=== GIVEN TEXT ===

Heading back into the
station we popped into Tescos to get a few for the train and in our drunken haste, walked in – still pints in hand –  leading to the inevitable outcome of us not getting served. But fear not, whilst we pretended to
be outraged and demand to speak to the manager, with a sly nod and wink Eames and Steve slipped round the side and
bought more than enough for the journey home.  Cue: ”This is absolutely outrageous?! Why? On what
grounds?”….
[nod]…. “Nevermind, its not a big deal. Have a lovely evening,
thank you for you help.”

Back in Reading, we
popped into The Three Guineas (totally unnecessary by this point) where we had
a sing-song with visiting Sheffield Wednesday fans and bumped into a couple of
Maidenhead fans. (I forget which group. They have more factions than a Weymouth
message board.) before heading home, to wake up Sunday morning, still fully
clothed but without anything resembling a voice.  This maybe a new era on the pitch but fuck all has changed off it.
One day, I‘ll have to grow up.

Bouncer: “Lads, calm
down. I don‘t want it kicking off in here!“

Steve: ”Why the fuck
are we going to kick off? They‘re Sheffield Wednesday, we‘re Dorchester Town.
Of course we‘re not going to kick off.”

Same old Magpies. Taking the piss. CM.

===

■ EXERCISE BRIEF: Translate into Spanish the sentence "One day, I‘ll have to grow up." from the Dorchester Town trip account above.

=== DATA EXCERPTS ===

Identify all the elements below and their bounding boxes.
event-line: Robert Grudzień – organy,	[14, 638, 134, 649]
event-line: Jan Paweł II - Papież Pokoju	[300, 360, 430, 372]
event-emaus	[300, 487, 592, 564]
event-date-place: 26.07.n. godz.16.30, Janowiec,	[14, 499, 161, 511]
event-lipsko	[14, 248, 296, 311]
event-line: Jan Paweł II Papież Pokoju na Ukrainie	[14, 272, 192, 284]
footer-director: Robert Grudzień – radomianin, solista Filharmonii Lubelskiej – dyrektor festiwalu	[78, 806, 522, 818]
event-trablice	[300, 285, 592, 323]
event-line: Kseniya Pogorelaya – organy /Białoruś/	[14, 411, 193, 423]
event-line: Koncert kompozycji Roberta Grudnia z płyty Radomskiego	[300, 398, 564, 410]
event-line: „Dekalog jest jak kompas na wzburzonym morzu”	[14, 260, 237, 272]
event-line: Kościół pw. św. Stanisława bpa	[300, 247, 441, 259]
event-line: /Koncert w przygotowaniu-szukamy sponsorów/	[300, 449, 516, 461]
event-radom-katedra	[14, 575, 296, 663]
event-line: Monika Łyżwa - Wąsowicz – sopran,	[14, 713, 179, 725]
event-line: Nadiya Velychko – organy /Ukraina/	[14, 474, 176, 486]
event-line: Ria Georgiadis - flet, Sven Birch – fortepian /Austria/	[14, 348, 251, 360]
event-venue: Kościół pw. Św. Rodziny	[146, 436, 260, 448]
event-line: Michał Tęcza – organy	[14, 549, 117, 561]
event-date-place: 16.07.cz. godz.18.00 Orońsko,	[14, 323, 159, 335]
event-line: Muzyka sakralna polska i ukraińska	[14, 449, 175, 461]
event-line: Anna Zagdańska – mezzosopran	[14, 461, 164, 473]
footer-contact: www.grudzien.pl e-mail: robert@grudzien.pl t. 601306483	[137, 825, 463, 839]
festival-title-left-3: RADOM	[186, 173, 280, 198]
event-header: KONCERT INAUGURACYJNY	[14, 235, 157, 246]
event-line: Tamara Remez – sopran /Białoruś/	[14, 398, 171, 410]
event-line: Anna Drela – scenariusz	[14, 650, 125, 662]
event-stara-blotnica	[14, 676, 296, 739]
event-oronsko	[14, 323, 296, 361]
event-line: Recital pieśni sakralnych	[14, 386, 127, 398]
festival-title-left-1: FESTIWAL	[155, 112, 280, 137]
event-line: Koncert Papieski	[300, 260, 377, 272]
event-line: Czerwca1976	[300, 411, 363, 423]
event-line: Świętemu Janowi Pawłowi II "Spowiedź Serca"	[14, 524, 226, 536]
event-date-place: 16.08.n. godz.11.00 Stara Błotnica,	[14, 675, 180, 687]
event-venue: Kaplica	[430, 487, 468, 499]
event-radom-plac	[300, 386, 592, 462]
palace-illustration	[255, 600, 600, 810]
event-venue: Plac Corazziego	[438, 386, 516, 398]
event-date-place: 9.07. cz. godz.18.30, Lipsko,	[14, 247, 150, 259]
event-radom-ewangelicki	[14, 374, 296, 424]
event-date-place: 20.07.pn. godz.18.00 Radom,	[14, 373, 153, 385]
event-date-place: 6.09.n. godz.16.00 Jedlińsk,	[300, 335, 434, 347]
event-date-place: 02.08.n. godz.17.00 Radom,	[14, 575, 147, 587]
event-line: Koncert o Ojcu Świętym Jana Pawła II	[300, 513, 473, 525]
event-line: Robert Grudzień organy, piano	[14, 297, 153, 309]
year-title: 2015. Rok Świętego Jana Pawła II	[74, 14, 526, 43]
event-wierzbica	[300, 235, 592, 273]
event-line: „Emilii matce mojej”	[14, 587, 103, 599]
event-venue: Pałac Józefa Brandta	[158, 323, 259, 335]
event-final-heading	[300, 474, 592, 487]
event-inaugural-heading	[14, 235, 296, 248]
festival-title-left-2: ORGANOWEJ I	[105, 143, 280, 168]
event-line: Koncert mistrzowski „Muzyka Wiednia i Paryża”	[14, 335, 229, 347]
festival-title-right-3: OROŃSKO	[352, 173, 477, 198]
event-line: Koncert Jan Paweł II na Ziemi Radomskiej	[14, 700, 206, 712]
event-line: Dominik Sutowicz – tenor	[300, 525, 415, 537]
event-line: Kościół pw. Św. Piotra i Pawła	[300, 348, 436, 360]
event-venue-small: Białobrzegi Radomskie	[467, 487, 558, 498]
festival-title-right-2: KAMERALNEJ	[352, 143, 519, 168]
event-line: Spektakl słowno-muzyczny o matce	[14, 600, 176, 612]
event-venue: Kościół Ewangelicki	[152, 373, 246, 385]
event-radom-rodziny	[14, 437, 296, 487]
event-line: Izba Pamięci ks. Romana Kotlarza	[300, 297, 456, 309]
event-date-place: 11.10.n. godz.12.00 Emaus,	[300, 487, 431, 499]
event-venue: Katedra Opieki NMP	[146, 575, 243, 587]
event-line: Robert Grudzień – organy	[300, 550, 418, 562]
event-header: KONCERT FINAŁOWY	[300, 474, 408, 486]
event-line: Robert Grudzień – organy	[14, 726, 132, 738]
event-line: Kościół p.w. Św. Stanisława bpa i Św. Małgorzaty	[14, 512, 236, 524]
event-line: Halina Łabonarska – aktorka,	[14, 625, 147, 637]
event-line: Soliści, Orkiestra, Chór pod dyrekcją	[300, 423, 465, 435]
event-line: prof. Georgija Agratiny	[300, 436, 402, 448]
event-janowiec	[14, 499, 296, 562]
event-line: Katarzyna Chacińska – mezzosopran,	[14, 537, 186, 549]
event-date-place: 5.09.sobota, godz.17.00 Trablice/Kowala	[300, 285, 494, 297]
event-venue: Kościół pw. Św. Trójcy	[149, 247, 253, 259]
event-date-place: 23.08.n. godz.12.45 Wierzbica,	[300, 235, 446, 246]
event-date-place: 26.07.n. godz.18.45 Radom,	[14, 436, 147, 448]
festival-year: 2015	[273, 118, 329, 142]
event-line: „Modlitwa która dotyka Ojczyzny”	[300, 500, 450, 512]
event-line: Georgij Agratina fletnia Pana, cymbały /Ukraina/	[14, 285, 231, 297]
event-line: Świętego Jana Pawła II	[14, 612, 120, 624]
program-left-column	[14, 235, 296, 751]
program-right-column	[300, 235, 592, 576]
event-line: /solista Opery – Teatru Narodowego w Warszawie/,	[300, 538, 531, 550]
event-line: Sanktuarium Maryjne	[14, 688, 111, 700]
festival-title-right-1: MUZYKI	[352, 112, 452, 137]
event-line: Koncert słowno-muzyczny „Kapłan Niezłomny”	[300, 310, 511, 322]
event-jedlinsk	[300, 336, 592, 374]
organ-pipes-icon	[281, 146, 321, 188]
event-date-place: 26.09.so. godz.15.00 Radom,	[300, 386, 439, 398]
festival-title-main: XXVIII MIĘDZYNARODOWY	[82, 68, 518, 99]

===

■ ANSWER SECTION: Algún día tendré que madurar.